Repeat everything in the material exactly.

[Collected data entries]
+++
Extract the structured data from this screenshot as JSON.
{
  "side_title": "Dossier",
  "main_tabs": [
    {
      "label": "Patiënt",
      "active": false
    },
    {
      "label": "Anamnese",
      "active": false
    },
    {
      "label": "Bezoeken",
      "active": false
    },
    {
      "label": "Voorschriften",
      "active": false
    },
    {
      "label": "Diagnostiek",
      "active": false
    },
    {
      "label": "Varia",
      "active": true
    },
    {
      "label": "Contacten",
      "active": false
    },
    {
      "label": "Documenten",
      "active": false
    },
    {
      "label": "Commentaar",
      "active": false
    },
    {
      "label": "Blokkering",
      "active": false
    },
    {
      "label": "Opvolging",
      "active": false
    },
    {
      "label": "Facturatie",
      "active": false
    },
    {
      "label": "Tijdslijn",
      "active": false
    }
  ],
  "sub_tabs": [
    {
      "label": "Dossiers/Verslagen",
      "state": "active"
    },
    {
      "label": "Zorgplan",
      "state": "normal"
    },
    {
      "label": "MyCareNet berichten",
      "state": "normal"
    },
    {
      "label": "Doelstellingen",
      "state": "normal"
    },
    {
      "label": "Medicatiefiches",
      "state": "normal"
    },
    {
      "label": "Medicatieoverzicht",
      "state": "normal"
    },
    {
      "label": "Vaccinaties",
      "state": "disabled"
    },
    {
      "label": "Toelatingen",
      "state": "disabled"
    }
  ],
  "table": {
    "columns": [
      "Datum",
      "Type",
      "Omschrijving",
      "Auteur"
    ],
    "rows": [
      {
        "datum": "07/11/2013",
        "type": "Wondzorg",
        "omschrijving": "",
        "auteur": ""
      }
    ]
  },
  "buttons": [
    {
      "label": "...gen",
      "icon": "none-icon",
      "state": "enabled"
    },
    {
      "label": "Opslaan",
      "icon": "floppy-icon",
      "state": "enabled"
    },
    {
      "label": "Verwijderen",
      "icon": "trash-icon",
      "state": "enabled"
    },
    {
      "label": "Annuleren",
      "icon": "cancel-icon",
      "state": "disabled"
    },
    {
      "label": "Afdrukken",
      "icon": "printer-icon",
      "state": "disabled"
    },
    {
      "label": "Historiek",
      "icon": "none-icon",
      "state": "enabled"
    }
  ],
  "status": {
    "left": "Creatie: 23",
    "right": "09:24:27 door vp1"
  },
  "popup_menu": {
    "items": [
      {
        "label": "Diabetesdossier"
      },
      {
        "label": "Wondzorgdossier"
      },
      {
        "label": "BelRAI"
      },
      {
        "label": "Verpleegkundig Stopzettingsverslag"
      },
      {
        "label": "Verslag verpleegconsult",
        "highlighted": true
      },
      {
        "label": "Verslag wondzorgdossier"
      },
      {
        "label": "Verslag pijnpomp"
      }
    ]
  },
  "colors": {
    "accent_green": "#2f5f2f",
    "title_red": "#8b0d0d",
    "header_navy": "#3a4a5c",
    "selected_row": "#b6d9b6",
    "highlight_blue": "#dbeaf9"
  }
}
+++
> _TASK RESPONSE_:
Extract the structured data from this screenshot as JSON.
{
  "side_title": "Dossier",
  "main_tabs": [
    {
      "label": "Patiënt",
      "active": false
    },
    {
      "label": "Anamnese",
      "active": false
    },
    {
      "label": "Bezoeken",
      "active": false
    },
    {
      "label": "Voorschriften",
      "active": false
    },
    {
      "label": "Diagnostiek",
      "active": false
    },
    {
      "label": "Varia",
      "active": true
    },
    {
      "label": "Contacten",
      "active": false
    },
    {
      "label": "Documenten",
      "active": false
    },
    {
      "label": "Commentaar",
      "active": false
    },
    {
      "label": "Blokkering",
      "active": false
    },
    {
      "label": "Opvolging",
      "active": false
    },
    {
      "label": "Facturatie",
      "active": false
    },
    {
      "label": "Tijdslijn",
      "active": false
    }
  ],
  "sub_tabs": [
    {
      "label": "Dossiers/Verslagen",
      "state": "active"
    },
    {
      "label": "Zorgplan",
      "state": "normal"
    },
    {
      "label": "MyCareNet berichten",
      "state": "normal"
    },
    {
      "label": "Doelstellingen",
      "state": "normal"
    },
    {
      "label": "Medicatiefiches",
      "state": "normal"
    },
    {
      "label": "Medicatieoverzicht",
      "state": "normal"
    },
    {
      "label": "Vaccinaties",
      "state": "disabled"
    },
    {
      "label": "Toelatingen",
      "state": "disabled"
    }
  ],
  "table": {
    "columns": [
      "Datum",
      "Type",
      "Omschrijving",
      "Auteur"
    ],
    "rows": [
      {
        "datum": "07/11/2013",
        "type": "Wondzorg",
        "omschrijving": "",
        "auteur": ""
      }
    ]
  },
  "buttons": [
    {
      "label": "...gen",
      "icon": "none-icon",
      "state": "enabled"
    },
    {
      "label": "Opslaan",
      "icon": "floppy-icon",
      "state": "enabled"
    },
    {
      "label": "Verwijderen",
      "icon": "trash-icon",
      "state": "enabled"
    },
    {
      "label": "Annuleren",
      "icon": "cancel-icon",
      "state": "disabled"
    },
    {
      "label": "Afdrukken",
      "icon": "printer-icon",
      "state": "disabled"
    },
    {
      "label": "Historiek",
      "icon": "none-icon",
      "state": "enabled"
    }
  ],
  "status": {
    "left": "Creatie: 23",
    "right": "09:24:27 door vp1"
  },
  "popup_menu": {
    "items": [
      {
        "label": "Diabetesdossier"
      },
      {
        "label": "Wondzorgdossier"
      },
      {
        "label": "BelRAI"
      },
      {
        "label": "Verpleegkundig Stopzettingsverslag"
      },
      {
        "label": "Verslag verpleegconsult",
        "highlighted": true
      },
      {
        "label": "Verslag wondzorgdossier"
      },
      {
        "label": "Verslag pijnpomp"
      }
    ]
  },
  "colors": {
    "accent_green": "#2f5f2f",
    "title_red": "#8b0d0d",
    "header_navy": "#3a4a5c",
    "selected_row": "#b6d9b6",
    "highlight_blue": "#dbeaf9"
  }
}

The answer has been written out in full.